Show all lines holding "citywide".

═════ Extracted information

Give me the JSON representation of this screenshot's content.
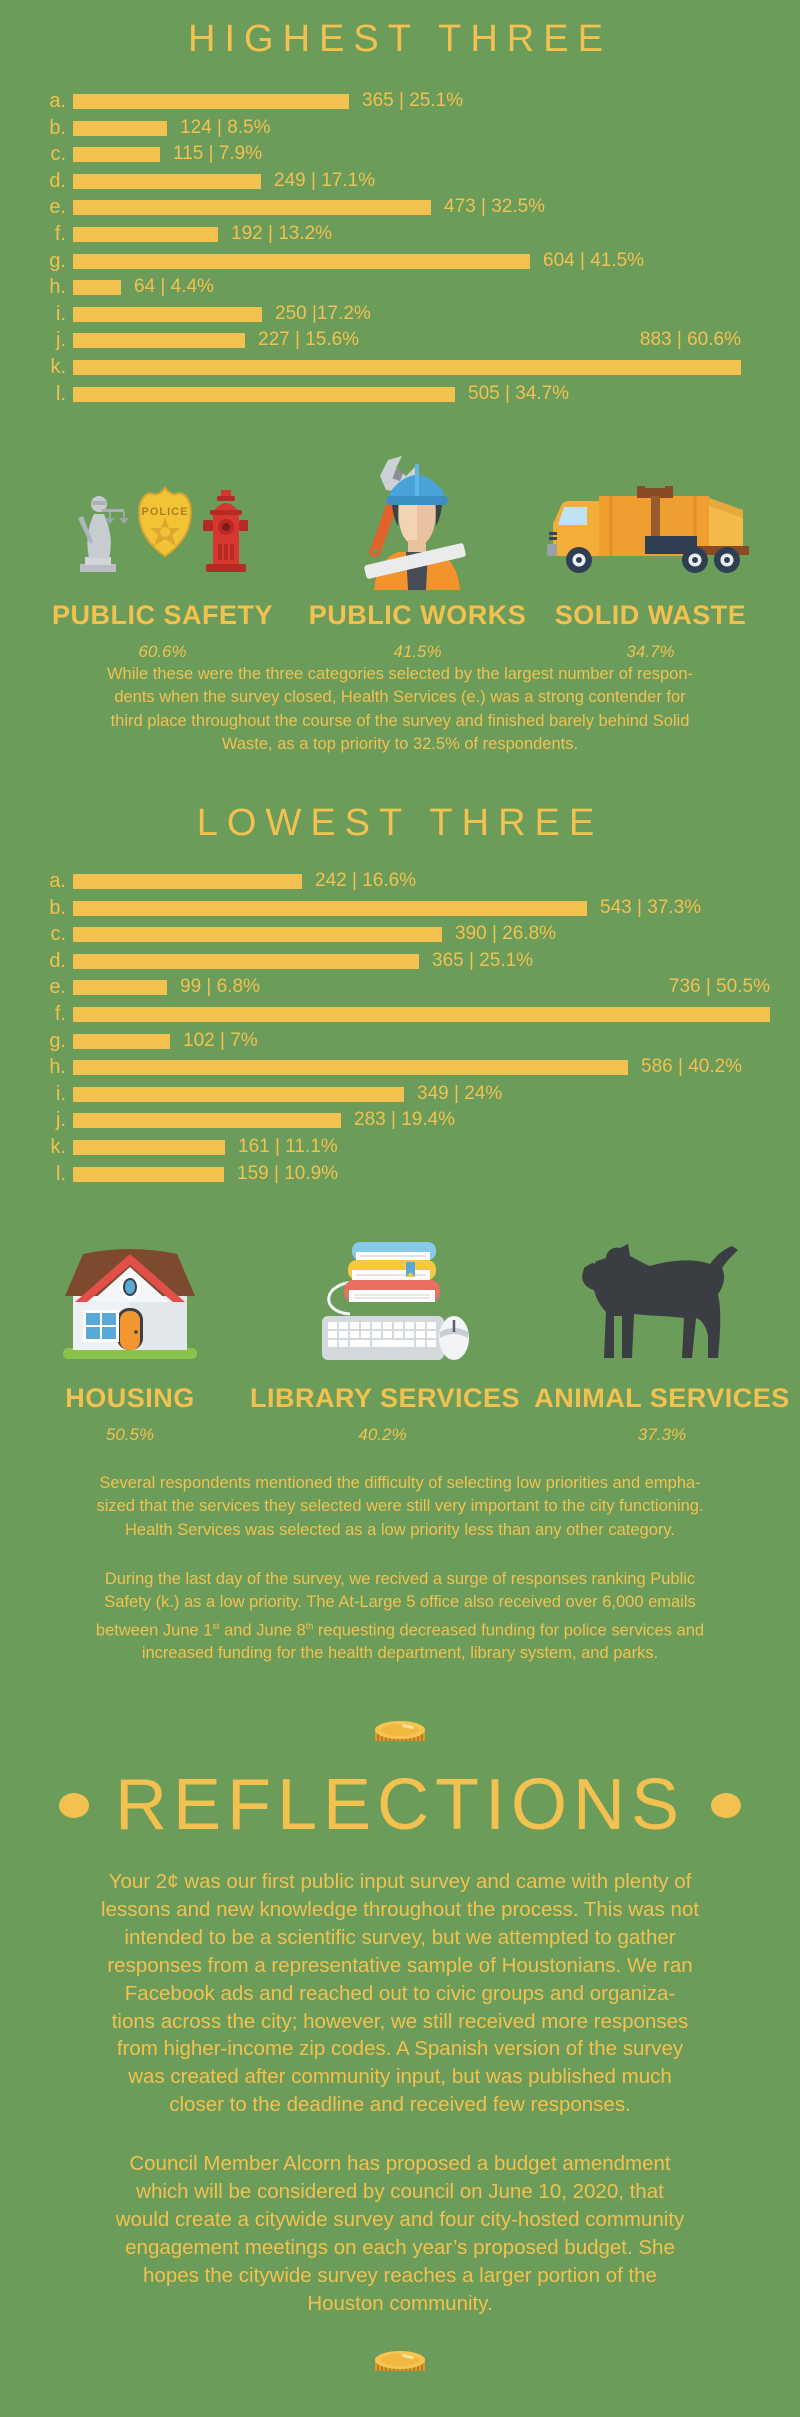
{
  "colors": {
    "background": "#6b9c5a",
    "accent_yellow": "#f2c150",
    "hydrant_red": "#d8372f",
    "helmet_blue": "#4aa3d8",
    "truck_orange": "#ef9f30",
    "dog_dark": "#3a3d42"
  },
  "icons": {
    "police_badge_text": "POLICE",
    "highest_icons": [
      "justice-statue-icon",
      "police-badge-icon",
      "fire-hydrant-icon",
      "construction-worker-icon",
      "garbage-truck-icon"
    ],
    "lowest_icons": [
      "house-icon",
      "books-keyboard-mouse-icon",
      "dog-icon"
    ],
    "decor_icons": [
      "coin-icon",
      "coin-icon"
    ]
  },
  "chart_data": [
    {
      "type": "bar",
      "title": "HIGHEST THREE",
      "xlabel": "",
      "ylabel": "",
      "max_value": 883,
      "legend": "none",
      "rows": [
        {
          "label": "a.",
          "count": 365,
          "pct": 25.1,
          "display": "365 | 25.1%"
        },
        {
          "label": "b.",
          "count": 124,
          "pct": 8.5,
          "display": "124 | 8.5%"
        },
        {
          "label": "c.",
          "count": 115,
          "pct": 7.9,
          "display": "115 | 7.9%"
        },
        {
          "label": "d.",
          "count": 249,
          "pct": 17.1,
          "display": "249 | 17.1%"
        },
        {
          "label": "e.",
          "count": 473,
          "pct": 32.5,
          "display": "473 | 32.5%"
        },
        {
          "label": "f.",
          "count": 192,
          "pct": 13.2,
          "display": "192 | 13.2%"
        },
        {
          "label": "g.",
          "count": 604,
          "pct": 41.5,
          "display": "604 | 41.5%"
        },
        {
          "label": "h.",
          "count": 64,
          "pct": 4.4,
          "display": "64 | 4.4%"
        },
        {
          "label": "i.",
          "count": 250,
          "pct": 17.2,
          "display": "250 |17.2%"
        },
        {
          "label": "j.",
          "count": 227,
          "pct": 15.6,
          "display": "227 | 15.6%"
        },
        {
          "label": "k.",
          "count": 883,
          "pct": 60.6,
          "display": "883 | 60.6%",
          "label_above": true
        },
        {
          "label": "l.",
          "count": 505,
          "pct": 34.7,
          "display": "505 | 34.7%"
        }
      ]
    },
    {
      "type": "bar",
      "title": "LOWEST THREE",
      "xlabel": "",
      "ylabel": "",
      "max_value": 736,
      "legend": "none",
      "rows": [
        {
          "label": "a.",
          "count": 242,
          "pct": 16.6,
          "display": "242 | 16.6%"
        },
        {
          "label": "b.",
          "count": 543,
          "pct": 37.3,
          "display": "543 | 37.3%"
        },
        {
          "label": "c.",
          "count": 390,
          "pct": 26.8,
          "display": "390 | 26.8%"
        },
        {
          "label": "d.",
          "count": 365,
          "pct": 25.1,
          "display": "365 | 25.1%"
        },
        {
          "label": "e.",
          "count": 99,
          "pct": 6.8,
          "display": "99 | 6.8%"
        },
        {
          "label": "f.",
          "count": 736,
          "pct": 50.5,
          "display": "736 | 50.5%",
          "label_above": true
        },
        {
          "label": "g.",
          "count": 102,
          "pct": 7.0,
          "display": "102 | 7%"
        },
        {
          "label": "h.",
          "count": 586,
          "pct": 40.2,
          "display": "586 | 40.2%"
        },
        {
          "label": "i.",
          "count": 349,
          "pct": 24.0,
          "display": "349 | 24%"
        },
        {
          "label": "j.",
          "count": 283,
          "pct": 19.4,
          "display": "283 | 19.4%"
        },
        {
          "label": "k.",
          "count": 161,
          "pct": 11.1,
          "display": "161 | 11.1%"
        },
        {
          "label": "l.",
          "count": 159,
          "pct": 10.9,
          "display": "159 | 10.9%"
        }
      ]
    }
  ],
  "summary_highest": [
    {
      "name": "PUBLIC SAFETY",
      "pct": "60.6%"
    },
    {
      "name": "PUBLIC WORKS",
      "pct": "41.5%"
    },
    {
      "name": "SOLID WASTE",
      "pct": "34.7%"
    }
  ],
  "summary_lowest": [
    {
      "name": "HOUSING",
      "pct": "50.5%"
    },
    {
      "name": "LIBRARY SERVICES",
      "pct": "40.2%"
    },
    {
      "name": "ANIMAL SERVICES",
      "pct": "37.3%"
    }
  ],
  "notes": {
    "highest_lines": [
      "While these were the three categories selected by the largest number of respon-",
      "dents when the survey closed, Health Services (e.) was a strong contender for",
      "third place throughout the course of the survey and finished barely behind Solid",
      "Waste, as a top priority to 32.5% of respondents."
    ],
    "lowest1_lines": [
      "Several respondents mentioned the difficulty of selecting low priorities and empha-",
      "sized that the services they selected were still very important to the city functioning.",
      "Health Services was selected as a low priority less than any other category."
    ],
    "lowest2_lines": [
      [
        {
          "t": "During the last day of the survey, we recived a surge of responses ranking Public"
        }
      ],
      [
        {
          "t": "Safety (k.) as a low priority. The At-Large 5 office also received over 6,000 emails"
        }
      ],
      [
        {
          "t": "between June 1"
        },
        {
          "t": "st",
          "sup": true
        },
        {
          "t": " and June 8"
        },
        {
          "t": "th",
          "sup": true
        },
        {
          "t": " requesting decreased funding for police services and"
        }
      ],
      [
        {
          "t": "increased funding for the health department, library system, and parks."
        }
      ]
    ]
  },
  "reflections": {
    "title": "REFLECTIONS",
    "p1_lines": [
      "Your 2¢ was our first public input survey and came with plenty of",
      "lessons and new knowledge throughout the process. This was not",
      "intended to be a scientific survey, but we attempted to gather",
      "responses from a representative sample of Houstonians. We ran",
      "Facebook ads and reached out to civic groups and organiza-",
      "tions across the city; however, we still received more responses",
      "from higher-income zip codes. A Spanish version of the survey",
      "was created after community input, but was published much",
      "closer to the deadline and received few responses."
    ],
    "p2_lines": [
      "Council Member Alcorn has proposed a budget amendment",
      "which will be considered by council on June 10, 2020, that",
      "would create a citywide survey and four city-hosted community",
      "engagement meetings on each year’s proposed budget. She",
      "hopes the citywide survey reaches a larger portion of the",
      "Houston community."
    ]
  }
}
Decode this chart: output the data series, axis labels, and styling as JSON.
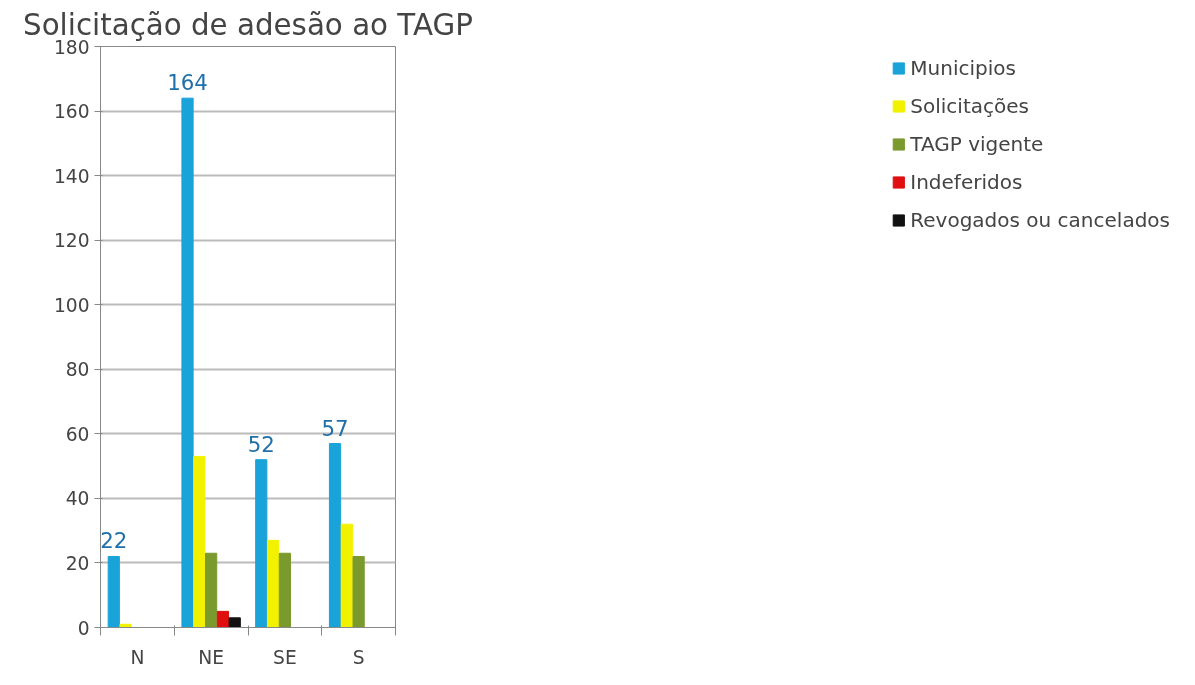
{
  "chart_data": {
    "type": "bar",
    "title": "Solicitação de adesão ao TAGP",
    "categories": [
      "N",
      "NE",
      "SE",
      "S"
    ],
    "series": [
      {
        "name": "Municipios",
        "color": "#1aa3d9",
        "values": [
          22,
          164,
          52,
          57
        ],
        "value_labels": [
          "22",
          "164",
          "52",
          "57"
        ]
      },
      {
        "name": "Solicitações",
        "color": "#f2f200",
        "values": [
          1,
          53,
          27,
          32
        ]
      },
      {
        "name": "TAGP vigente",
        "color": "#7a9a2e",
        "values": [
          0,
          23,
          23,
          22
        ]
      },
      {
        "name": "Indeferidos",
        "color": "#e01010",
        "values": [
          0,
          5,
          0,
          0
        ]
      },
      {
        "name": "Revogados ou cancelados",
        "color": "#111111",
        "values": [
          0,
          3,
          0,
          0
        ]
      }
    ],
    "ylim": [
      0,
      180
    ],
    "yticks": [
      0,
      20,
      40,
      60,
      80,
      100,
      120,
      140,
      160,
      180
    ],
    "grid": "y",
    "legend": "right"
  }
}
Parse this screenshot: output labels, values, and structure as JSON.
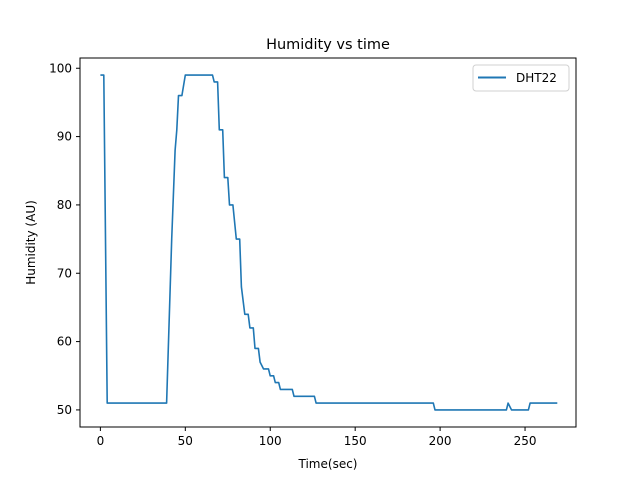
{
  "chart_data": {
    "type": "line",
    "title": "Humidity vs time",
    "xlabel": "Time(sec)",
    "ylabel": "Humidity (AU)",
    "xlim": [
      -12,
      280
    ],
    "ylim": [
      47.5,
      101.5
    ],
    "xticks": [
      0,
      50,
      100,
      150,
      200,
      250
    ],
    "yticks": [
      50,
      60,
      70,
      80,
      90,
      100
    ],
    "grid": false,
    "legend_position": "top-right",
    "series": [
      {
        "name": "DHT22",
        "color": "#1f77b4",
        "points": [
          [
            0,
            99
          ],
          [
            2,
            99
          ],
          [
            4,
            51
          ],
          [
            39,
            51
          ],
          [
            42,
            75
          ],
          [
            44,
            88
          ],
          [
            45,
            91
          ],
          [
            46,
            96
          ],
          [
            48,
            96
          ],
          [
            50,
            99
          ],
          [
            65,
            99
          ],
          [
            66,
            99
          ],
          [
            67,
            98
          ],
          [
            69,
            98
          ],
          [
            70,
            91
          ],
          [
            72,
            91
          ],
          [
            73,
            84
          ],
          [
            75,
            84
          ],
          [
            76,
            80
          ],
          [
            78,
            80
          ],
          [
            80,
            75
          ],
          [
            82,
            75
          ],
          [
            83,
            68
          ],
          [
            85,
            64
          ],
          [
            87,
            64
          ],
          [
            88,
            62
          ],
          [
            90,
            62
          ],
          [
            91,
            59
          ],
          [
            93,
            59
          ],
          [
            94,
            57
          ],
          [
            95,
            56.5
          ],
          [
            96,
            56
          ],
          [
            99,
            56
          ],
          [
            100,
            55
          ],
          [
            102,
            55
          ],
          [
            103,
            54
          ],
          [
            105,
            54
          ],
          [
            106,
            53
          ],
          [
            113,
            53
          ],
          [
            114,
            52
          ],
          [
            126,
            52
          ],
          [
            127,
            51
          ],
          [
            196,
            51
          ],
          [
            197,
            50
          ],
          [
            239,
            50
          ],
          [
            240,
            51
          ],
          [
            242,
            50
          ],
          [
            252,
            50
          ],
          [
            253,
            51
          ],
          [
            269,
            51
          ]
        ]
      }
    ]
  }
}
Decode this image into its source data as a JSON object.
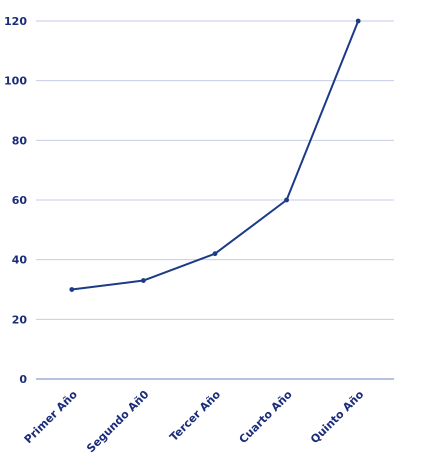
{
  "chart_data": {
    "type": "line",
    "categories": [
      "Primer Año",
      "Segundo Añ0",
      "Tercer Año",
      "Cuarto Año",
      "Quinto Año"
    ],
    "values": [
      30,
      33,
      42,
      60,
      120
    ],
    "y_ticks": [
      "0",
      "20",
      "40",
      "60",
      "80",
      "100",
      "120"
    ],
    "ylim": [
      0,
      120
    ],
    "grid": true,
    "legend": "none",
    "colors": {
      "line": "#1b3a87",
      "grid": "#c7cbe8",
      "axis": "#8e9ad6",
      "text": "#1b2d7a"
    }
  }
}
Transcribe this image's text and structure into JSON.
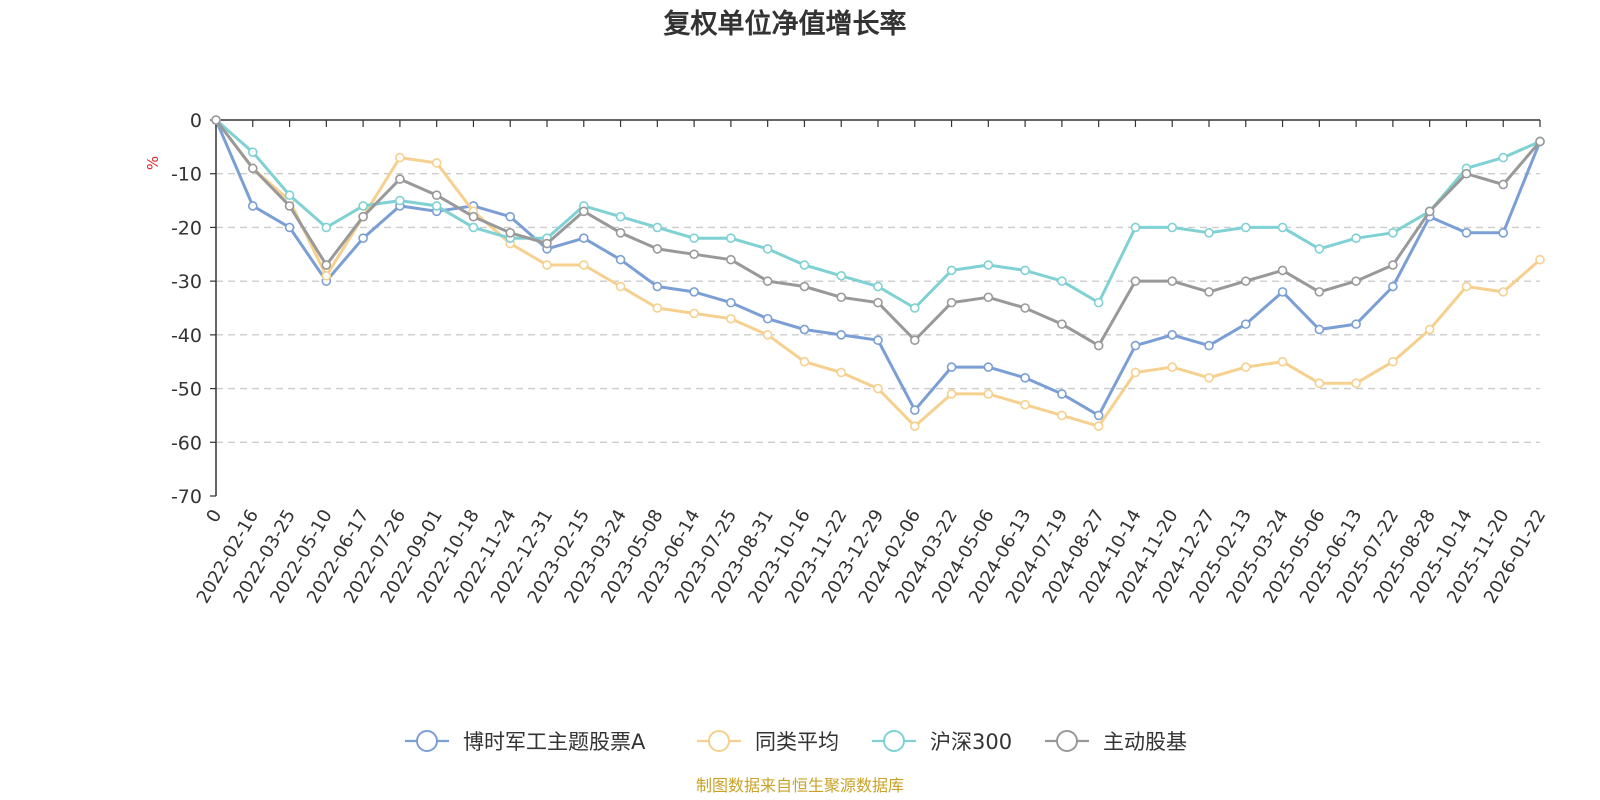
{
  "chart_data": {
    "type": "line",
    "title": "复权单位净值增长率",
    "ylabel": "%",
    "ylim": [
      -70,
      0
    ],
    "yticks": [
      0,
      -10,
      -20,
      -30,
      -40,
      -50,
      -60,
      -70
    ],
    "grid": true,
    "legend_position": "bottom",
    "source": "制图数据来自恒生聚源数据库",
    "categories": [
      "0",
      "2022-02-16",
      "2022-03-25",
      "2022-05-10",
      "2022-06-17",
      "2022-07-26",
      "2022-09-01",
      "2022-10-18",
      "2022-11-24",
      "2022-12-31",
      "2023-02-15",
      "2023-03-24",
      "2023-05-08",
      "2023-06-14",
      "2023-07-25",
      "2023-08-31",
      "2023-10-16",
      "2023-11-22",
      "2023-12-29",
      "2024-02-06",
      "2024-03-22",
      "2024-05-06",
      "2024-06-13",
      "2024-07-19",
      "2024-08-27",
      "2024-10-14",
      "2024-11-20",
      "2024-12-27",
      "2025-02-13",
      "2025-03-24",
      "2025-05-06",
      "2025-06-13",
      "2025-07-22",
      "2025-08-28",
      "2025-10-14",
      "2025-11-20",
      "2026-01-22"
    ],
    "series": [
      {
        "name": "博时军工主题股票A",
        "color": "#7b9fd4",
        "values": [
          0,
          -16,
          -20,
          -30,
          -22,
          -16,
          -17,
          -16,
          -18,
          -24,
          -22,
          -26,
          -31,
          -32,
          -34,
          -37,
          -39,
          -40,
          -41,
          -54,
          -46,
          -46,
          -48,
          -51,
          -55,
          -42,
          -40,
          -42,
          -38,
          -32,
          -39,
          -38,
          -31,
          -18,
          -21,
          -21,
          -4
        ]
      },
      {
        "name": "同类平均",
        "color": "#f6d08e",
        "values": [
          0,
          -9,
          -15,
          -29,
          -18,
          -7,
          -8,
          -17,
          -23,
          -27,
          -27,
          -31,
          -35,
          -36,
          -37,
          -40,
          -45,
          -47,
          -50,
          -57,
          -51,
          -51,
          -53,
          -55,
          -57,
          -47,
          -46,
          -48,
          -46,
          -45,
          -49,
          -49,
          -45,
          -39,
          -31,
          -32,
          -26
        ]
      },
      {
        "name": "沪深300",
        "color": "#7fd1d3",
        "values": [
          0,
          -6,
          -14,
          -20,
          -16,
          -15,
          -16,
          -20,
          -22,
          -22,
          -16,
          -18,
          -20,
          -22,
          -22,
          -24,
          -27,
          -29,
          -31,
          -35,
          -28,
          -27,
          -28,
          -30,
          -34,
          -20,
          -20,
          -21,
          -20,
          -20,
          -24,
          -22,
          -21,
          -17,
          -9,
          -7,
          -4
        ]
      },
      {
        "name": "主动股基",
        "color": "#999999",
        "values": [
          0,
          -9,
          -16,
          -27,
          -18,
          -11,
          -14,
          -18,
          -21,
          -23,
          -17,
          -21,
          -24,
          -25,
          -26,
          -30,
          -31,
          -33,
          -34,
          -41,
          -34,
          -33,
          -35,
          -38,
          -42,
          -30,
          -30,
          -32,
          -30,
          -28,
          -32,
          -30,
          -27,
          -17,
          -10,
          -12,
          -4
        ]
      }
    ]
  }
}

══════════

» Exercise answer
      "would create a citywide survey and four city-hosted community",
      "hopes the citywide survey reaches a larger portion of the",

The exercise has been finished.